Go through the records line by line and work out how many lines hold the word "Consumption". Answer with the number only.

### Figure data in JSON:
· · · · · · ·

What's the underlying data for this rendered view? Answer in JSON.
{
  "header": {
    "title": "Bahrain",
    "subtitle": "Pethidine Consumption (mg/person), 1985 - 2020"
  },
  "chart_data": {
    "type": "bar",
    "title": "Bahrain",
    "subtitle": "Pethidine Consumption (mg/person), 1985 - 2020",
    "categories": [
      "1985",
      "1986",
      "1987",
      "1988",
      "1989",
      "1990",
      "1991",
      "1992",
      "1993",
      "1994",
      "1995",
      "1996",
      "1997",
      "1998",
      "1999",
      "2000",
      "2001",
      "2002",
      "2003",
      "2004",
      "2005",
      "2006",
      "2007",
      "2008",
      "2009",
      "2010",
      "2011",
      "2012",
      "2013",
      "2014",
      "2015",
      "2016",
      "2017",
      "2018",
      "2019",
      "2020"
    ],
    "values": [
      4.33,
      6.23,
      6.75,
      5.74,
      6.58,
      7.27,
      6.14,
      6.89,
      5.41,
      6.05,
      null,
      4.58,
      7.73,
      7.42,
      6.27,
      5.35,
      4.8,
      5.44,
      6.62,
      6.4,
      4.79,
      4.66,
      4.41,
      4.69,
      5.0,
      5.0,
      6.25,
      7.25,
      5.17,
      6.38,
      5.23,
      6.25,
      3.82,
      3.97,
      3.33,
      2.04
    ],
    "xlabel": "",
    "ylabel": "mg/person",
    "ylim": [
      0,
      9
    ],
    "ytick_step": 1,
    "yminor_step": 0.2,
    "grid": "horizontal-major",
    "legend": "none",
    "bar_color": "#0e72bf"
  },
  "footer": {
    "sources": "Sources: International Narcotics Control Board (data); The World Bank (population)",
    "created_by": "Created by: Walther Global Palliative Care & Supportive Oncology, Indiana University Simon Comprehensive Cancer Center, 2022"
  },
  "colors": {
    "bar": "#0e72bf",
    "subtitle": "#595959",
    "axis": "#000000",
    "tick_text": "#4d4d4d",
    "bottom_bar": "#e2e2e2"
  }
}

· · · · · · ·

### TASK ANSWER:
2